:: Set task ::
Return the listing below exactly, with the pictures dropped.

:: Given entries ::
──────
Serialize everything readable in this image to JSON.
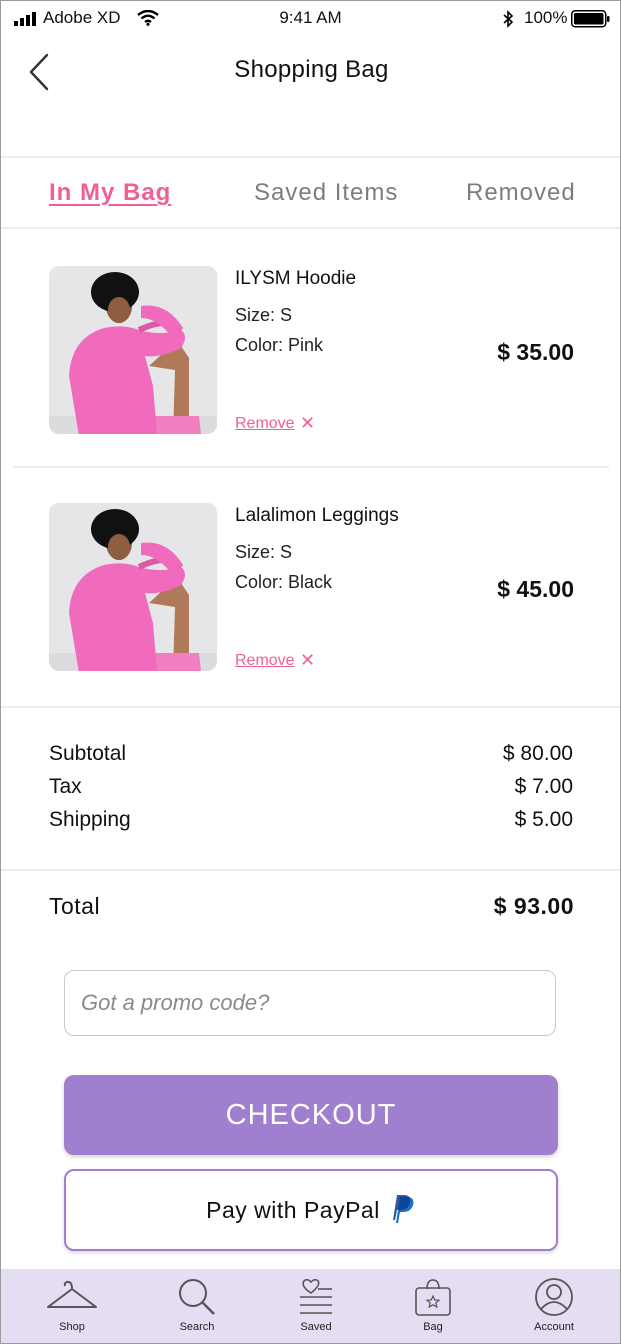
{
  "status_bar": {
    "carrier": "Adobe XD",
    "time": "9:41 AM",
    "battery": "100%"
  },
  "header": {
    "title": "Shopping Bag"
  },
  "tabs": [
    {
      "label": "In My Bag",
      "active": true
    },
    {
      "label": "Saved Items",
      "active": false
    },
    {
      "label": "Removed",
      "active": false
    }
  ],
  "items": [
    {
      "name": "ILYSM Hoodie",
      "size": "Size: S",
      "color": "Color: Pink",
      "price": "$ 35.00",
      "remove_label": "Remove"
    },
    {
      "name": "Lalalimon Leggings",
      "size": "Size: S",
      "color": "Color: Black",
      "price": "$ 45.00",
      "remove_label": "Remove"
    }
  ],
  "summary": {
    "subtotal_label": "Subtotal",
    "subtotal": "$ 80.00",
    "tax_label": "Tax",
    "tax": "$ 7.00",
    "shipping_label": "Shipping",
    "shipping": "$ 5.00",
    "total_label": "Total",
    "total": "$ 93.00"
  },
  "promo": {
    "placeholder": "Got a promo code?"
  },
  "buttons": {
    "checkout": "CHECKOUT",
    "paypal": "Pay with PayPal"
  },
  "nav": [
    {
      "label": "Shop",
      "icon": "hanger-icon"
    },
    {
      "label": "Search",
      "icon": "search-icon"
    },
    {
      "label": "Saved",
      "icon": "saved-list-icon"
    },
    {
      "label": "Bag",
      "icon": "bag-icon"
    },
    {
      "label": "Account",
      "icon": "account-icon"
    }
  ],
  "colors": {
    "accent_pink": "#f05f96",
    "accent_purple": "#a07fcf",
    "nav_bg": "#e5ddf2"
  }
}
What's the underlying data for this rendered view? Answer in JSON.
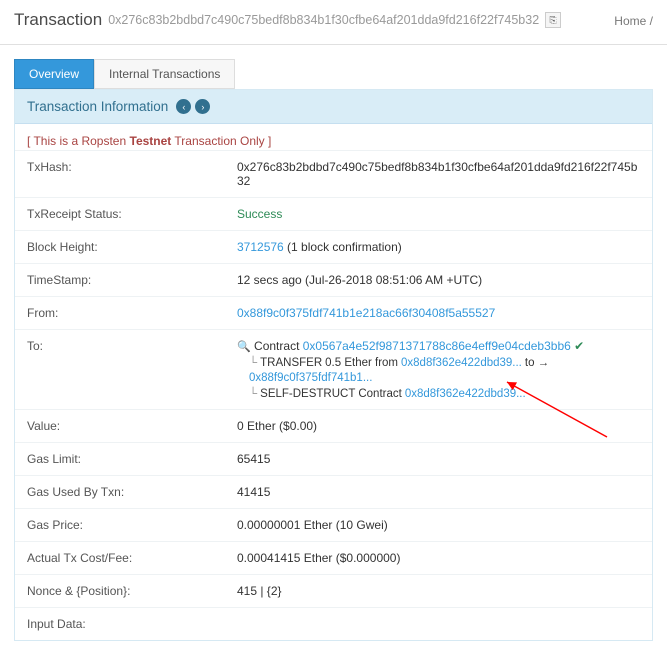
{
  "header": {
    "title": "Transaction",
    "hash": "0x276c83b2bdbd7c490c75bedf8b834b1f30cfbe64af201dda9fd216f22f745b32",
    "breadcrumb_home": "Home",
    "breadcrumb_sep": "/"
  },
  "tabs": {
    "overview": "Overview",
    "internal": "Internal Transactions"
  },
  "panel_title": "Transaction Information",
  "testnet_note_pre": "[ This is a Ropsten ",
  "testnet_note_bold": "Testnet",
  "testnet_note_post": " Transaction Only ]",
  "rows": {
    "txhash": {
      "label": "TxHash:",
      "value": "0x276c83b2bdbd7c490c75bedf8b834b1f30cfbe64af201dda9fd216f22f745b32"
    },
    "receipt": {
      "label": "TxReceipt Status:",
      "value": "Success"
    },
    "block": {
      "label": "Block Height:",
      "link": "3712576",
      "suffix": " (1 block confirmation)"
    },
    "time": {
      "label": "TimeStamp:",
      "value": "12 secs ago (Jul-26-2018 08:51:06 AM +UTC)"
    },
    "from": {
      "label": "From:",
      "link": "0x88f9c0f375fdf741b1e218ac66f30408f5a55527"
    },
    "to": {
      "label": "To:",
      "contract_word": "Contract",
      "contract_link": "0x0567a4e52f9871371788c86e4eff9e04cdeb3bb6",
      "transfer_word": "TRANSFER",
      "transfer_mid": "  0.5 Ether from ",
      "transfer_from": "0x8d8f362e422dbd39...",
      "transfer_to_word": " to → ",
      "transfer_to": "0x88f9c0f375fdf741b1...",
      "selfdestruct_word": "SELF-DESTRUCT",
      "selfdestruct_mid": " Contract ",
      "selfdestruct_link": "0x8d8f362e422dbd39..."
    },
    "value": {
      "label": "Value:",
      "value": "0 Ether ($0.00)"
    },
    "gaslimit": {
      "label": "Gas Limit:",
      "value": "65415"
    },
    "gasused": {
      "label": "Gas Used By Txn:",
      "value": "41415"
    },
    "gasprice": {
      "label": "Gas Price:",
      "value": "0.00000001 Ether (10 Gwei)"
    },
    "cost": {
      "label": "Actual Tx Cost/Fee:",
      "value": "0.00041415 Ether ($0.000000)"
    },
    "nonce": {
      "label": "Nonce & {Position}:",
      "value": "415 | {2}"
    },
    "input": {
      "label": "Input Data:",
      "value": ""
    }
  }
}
──────
:: Answer for the task ::
Serialize everything readable in this image to JSON.
{
  "status_bar": {
    "carrier": "Adobe XD",
    "time": "9:41 AM",
    "battery": "100%"
  },
  "header": {
    "title": "Shopping Bag"
  },
  "tabs": [
    {
      "label": "In My Bag",
      "active": true
    },
    {
      "label": "Saved Items",
      "active": false
    },
    {
      "label": "Removed",
      "active": false
    }
  ],
  "items": [
    {
      "name": "ILYSM Hoodie",
      "size": "Size: S",
      "color": "Color: Pink",
      "price": "$ 35.00",
      "remove_label": "Remove"
    },
    {
      "name": "Lalalimon Leggings",
      "size": "Size: S",
      "color": "Color: Black",
      "price": "$ 45.00",
      "remove_label": "Remove"
    }
  ],
  "summary": {
    "subtotal_label": "Subtotal",
    "subtotal": "$ 80.00",
    "tax_label": "Tax",
    "tax": "$ 7.00",
    "shipping_label": "Shipping",
    "shipping": "$ 5.00",
    "total_label": "Total",
    "total": "$ 93.00"
  },
  "promo": {
    "placeholder": "Got a promo code?"
  },
  "buttons": {
    "checkout": "CHECKOUT",
    "paypal": "Pay with PayPal"
  },
  "nav": [
    {
      "label": "Shop",
      "icon": "hanger-icon"
    },
    {
      "label": "Search",
      "icon": "search-icon"
    },
    {
      "label": "Saved",
      "icon": "saved-list-icon"
    },
    {
      "label": "Bag",
      "icon": "bag-icon"
    },
    {
      "label": "Account",
      "icon": "account-icon"
    }
  ],
  "colors": {
    "accent_pink": "#f05f96",
    "accent_purple": "#a07fcf",
    "nav_bg": "#e5ddf2"
  }
}
What's the underlying data for this rendered view? Answer in JSON.
{
  "header": {
    "title": "Transaction",
    "hash": "0x276c83b2bdbd7c490c75bedf8b834b1f30cfbe64af201dda9fd216f22f745b32",
    "breadcrumb_home": "Home",
    "breadcrumb_sep": "/"
  },
  "tabs": {
    "overview": "Overview",
    "internal": "Internal Transactions"
  },
  "panel_title": "Transaction Information",
  "testnet_note_pre": "[ This is a Ropsten ",
  "testnet_note_bold": "Testnet",
  "testnet_note_post": " Transaction Only ]",
  "rows": {
    "txhash": {
      "label": "TxHash:",
      "value": "0x276c83b2bdbd7c490c75bedf8b834b1f30cfbe64af201dda9fd216f22f745b32"
    },
    "receipt": {
      "label": "TxReceipt Status:",
      "value": "Success"
    },
    "block": {
      "label": "Block Height:",
      "link": "3712576",
      "suffix": " (1 block confirmation)"
    },
    "time": {
      "label": "TimeStamp:",
      "value": "12 secs ago (Jul-26-2018 08:51:06 AM +UTC)"
    },
    "from": {
      "label": "From:",
      "link": "0x88f9c0f375fdf741b1e218ac66f30408f5a55527"
    },
    "to": {
      "label": "To:",
      "contract_word": "Contract",
      "contract_link": "0x0567a4e52f9871371788c86e4eff9e04cdeb3bb6",
      "transfer_word": "TRANSFER",
      "transfer_mid": "  0.5 Ether from ",
      "transfer_from": "0x8d8f362e422dbd39...",
      "transfer_to_word": " to → ",
      "transfer_to": "0x88f9c0f375fdf741b1...",
      "selfdestruct_word": "SELF-DESTRUCT",
      "selfdestruct_mid": " Contract ",
      "selfdestruct_link": "0x8d8f362e422dbd39..."
    },
    "value": {
      "label": "Value:",
      "value": "0 Ether ($0.00)"
    },
    "gaslimit": {
      "label": "Gas Limit:",
      "value": "65415"
    },
    "gasused": {
      "label": "Gas Used By Txn:",
      "value": "41415"
    },
    "gasprice": {
      "label": "Gas Price:",
      "value": "0.00000001 Ether (10 Gwei)"
    },
    "cost": {
      "label": "Actual Tx Cost/Fee:",
      "value": "0.00041415 Ether ($0.000000)"
    },
    "nonce": {
      "label": "Nonce & {Position}:",
      "value": "415 | {2}"
    },
    "input": {
      "label": "Input Data:",
      "value": ""
    }
  }
}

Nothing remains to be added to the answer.